— START Record set —
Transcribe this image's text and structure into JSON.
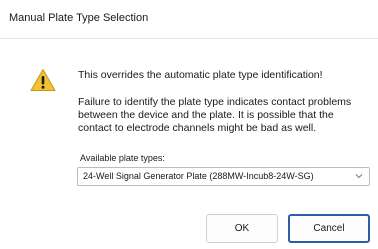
{
  "window": {
    "title": "Manual Plate Type Selection"
  },
  "icons": {
    "warning": "warning-icon",
    "dropdown": "chevron-down-icon"
  },
  "message": {
    "primary": "This overrides the automatic plate type identification!",
    "secondary": "Failure to identify the plate type indicates contact problems between the device and the plate. It is possible that the contact to electrode channels might be bad as well."
  },
  "plate_select": {
    "label": "Available plate types:",
    "selected": "24-Well Signal Generator Plate (288MW-Incub8-24W-SG)"
  },
  "buttons": {
    "ok": "OK",
    "cancel": "Cancel"
  },
  "colors": {
    "warning_fill": "#f2c230",
    "default_button_border": "#2b5fa8"
  }
}
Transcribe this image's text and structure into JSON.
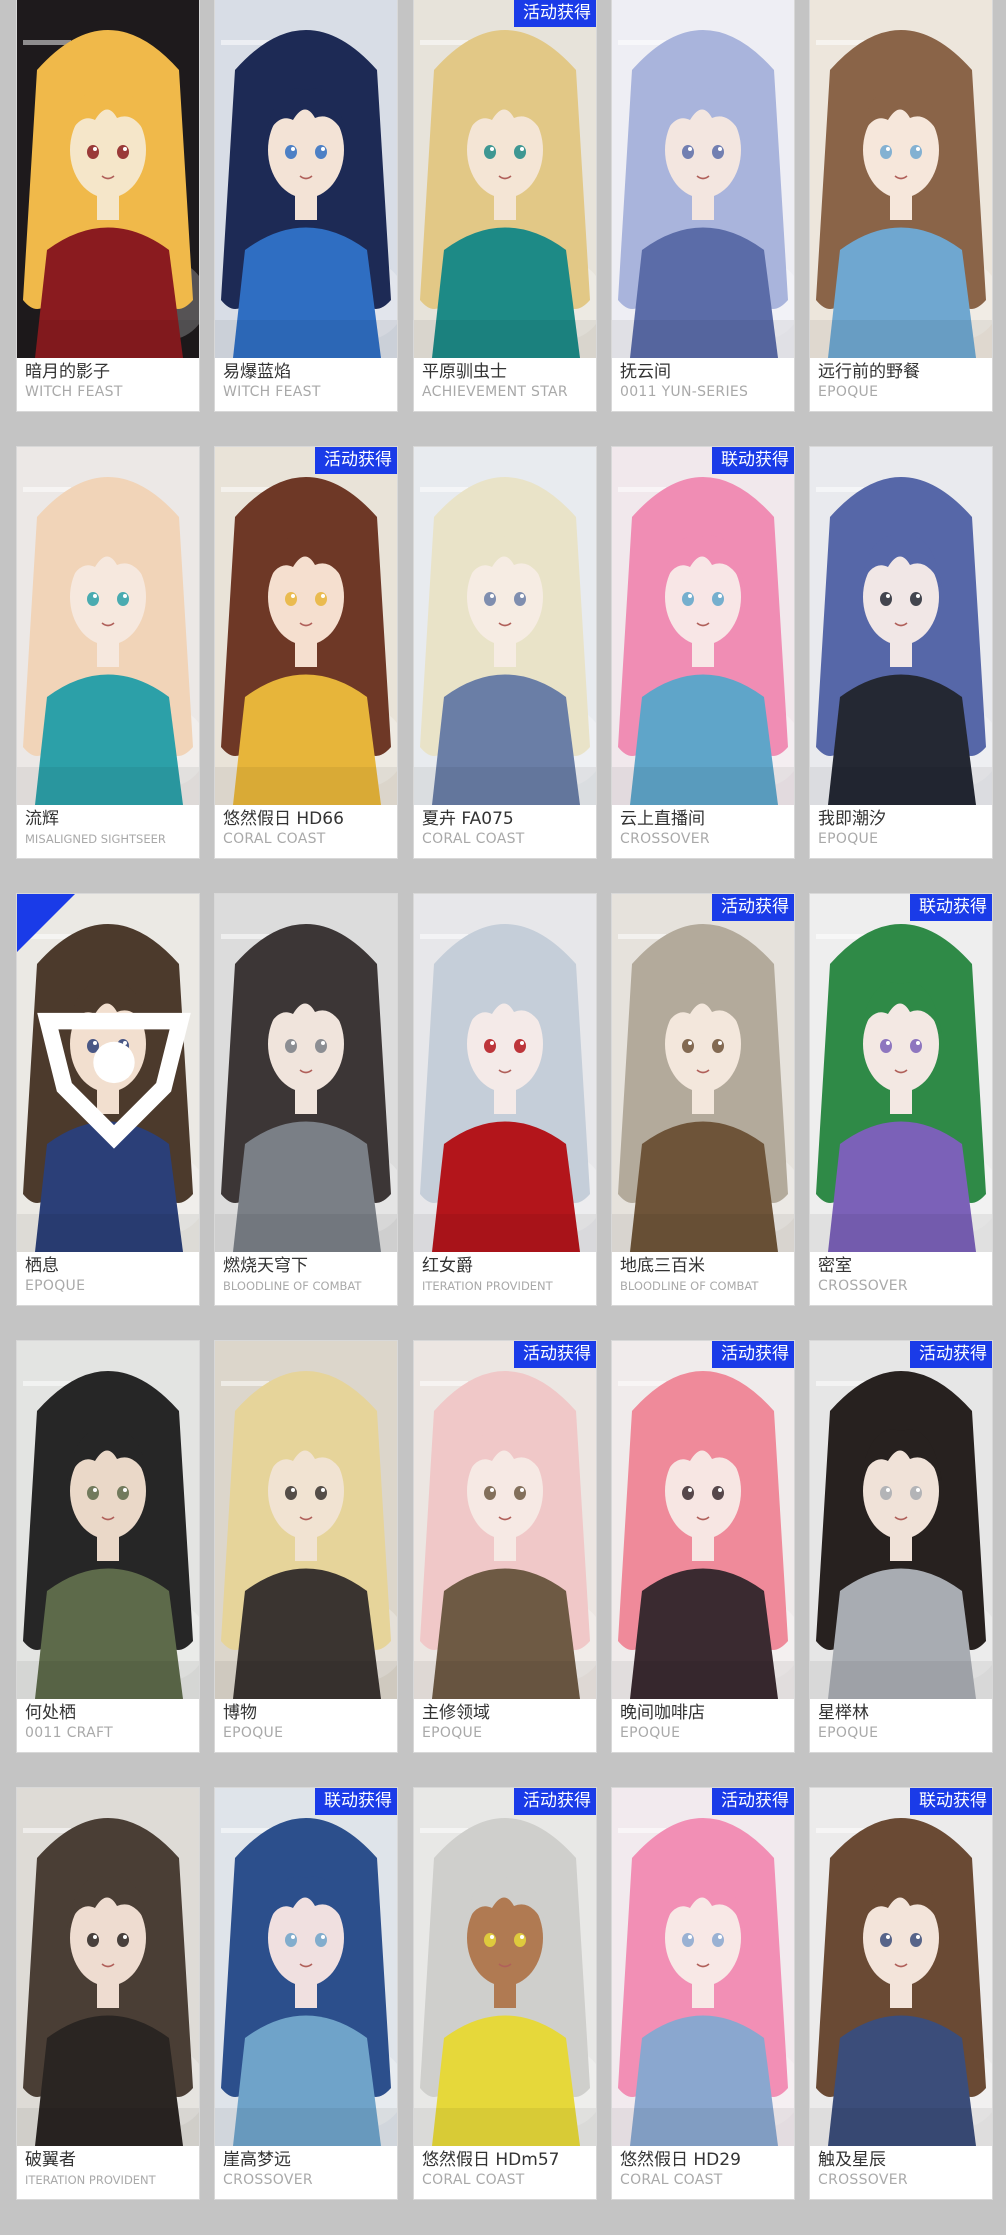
— END Record set —
▶ **Requirement**:
Every record above should be written out again without change, except that the pictures are left out.

▶ **Expected output**:
Transcribe this image's text and structure into JSON.
{
  "window": {
    "title": "Manual Plate Type Selection"
  },
  "icons": {
    "warning": "warning-icon",
    "dropdown": "chevron-down-icon"
  },
  "message": {
    "primary": "This overrides the automatic plate type identification!",
    "secondary": "Failure to identify the plate type indicates contact problems between the device and the plate. It is possible that the contact to electrode channels might be bad as well."
  },
  "plate_select": {
    "label": "Available plate types:",
    "selected": "24-Well Signal Generator Plate (288MW-Incub8-24W-SG)"
  },
  "buttons": {
    "ok": "OK",
    "cancel": "Cancel"
  },
  "colors": {
    "warning_fill": "#f2c230",
    "default_button_border": "#2b5fa8"
  }
}
Transcribe this image's text and structure into JSON.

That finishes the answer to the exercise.